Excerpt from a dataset
"""
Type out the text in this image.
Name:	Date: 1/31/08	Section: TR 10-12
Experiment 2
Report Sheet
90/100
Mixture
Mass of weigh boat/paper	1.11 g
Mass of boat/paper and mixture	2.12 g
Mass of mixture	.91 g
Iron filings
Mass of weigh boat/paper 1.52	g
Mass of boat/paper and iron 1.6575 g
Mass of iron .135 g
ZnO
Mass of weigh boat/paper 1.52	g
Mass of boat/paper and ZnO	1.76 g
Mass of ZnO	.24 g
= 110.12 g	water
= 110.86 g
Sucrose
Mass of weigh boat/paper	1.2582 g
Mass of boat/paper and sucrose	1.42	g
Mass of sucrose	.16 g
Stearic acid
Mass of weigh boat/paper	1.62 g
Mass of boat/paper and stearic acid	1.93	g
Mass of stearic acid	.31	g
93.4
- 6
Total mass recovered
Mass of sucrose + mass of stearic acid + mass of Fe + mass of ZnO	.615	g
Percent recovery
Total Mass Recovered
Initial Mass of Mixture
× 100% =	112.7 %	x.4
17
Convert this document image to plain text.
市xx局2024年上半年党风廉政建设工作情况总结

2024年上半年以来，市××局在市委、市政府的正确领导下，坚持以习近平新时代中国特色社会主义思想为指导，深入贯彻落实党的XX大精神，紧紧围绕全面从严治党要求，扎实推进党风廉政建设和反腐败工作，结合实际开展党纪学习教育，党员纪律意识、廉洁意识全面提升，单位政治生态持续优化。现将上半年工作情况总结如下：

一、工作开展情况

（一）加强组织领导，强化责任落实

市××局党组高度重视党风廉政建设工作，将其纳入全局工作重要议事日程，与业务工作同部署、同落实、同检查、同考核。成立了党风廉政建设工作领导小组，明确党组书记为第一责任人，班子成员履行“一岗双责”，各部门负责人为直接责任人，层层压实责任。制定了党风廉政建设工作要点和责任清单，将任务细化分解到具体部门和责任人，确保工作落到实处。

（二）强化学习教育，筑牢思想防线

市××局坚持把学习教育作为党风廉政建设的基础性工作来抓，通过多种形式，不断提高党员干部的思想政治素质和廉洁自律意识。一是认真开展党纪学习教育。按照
"""
WHAT IS ASKED: Extract, unchanged, the closing run of lines that opens with the line containing "Convert this document image to plain text." and ends with the last line.

THE OUTPUT:
Convert this document image to plain text.
市xx局2024年上半年党风廉政建设工作情况总结

2024年上半年以来，市××局在市委、市政府的正确领导下，坚持以习近平新时代中国特色社会主义思想为指导，深入贯彻落实党的XX大精神，紧紧围绕全面从严治党要求，扎实推进党风廉政建设和反腐败工作，结合实际开展党纪学习教育，党员纪律意识、廉洁意识全面提升，单位政治生态持续优化。现将上半年工作情况总结如下：

一、工作开展情况

（一）加强组织领导，强化责任落实

市××局党组高度重视党风廉政建设工作，将其纳入全局工作重要议事日程，与业务工作同部署、同落实、同检查、同考核。成立了党风廉政建设工作领导小组，明确党组书记为第一责任人，班子成员履行“一岗双责”，各部门负责人为直接责任人，层层压实责任。制定了党风廉政建设工作要点和责任清单，将任务细化分解到具体部门和责任人，确保工作落到实处。

（二）强化学习教育，筑牢思想防线

市××局坚持把学习教育作为党风廉政建设的基础性工作来抓，通过多种形式，不断提高党员干部的思想政治素质和廉洁自律意识。一是认真开展党纪学习教育。按照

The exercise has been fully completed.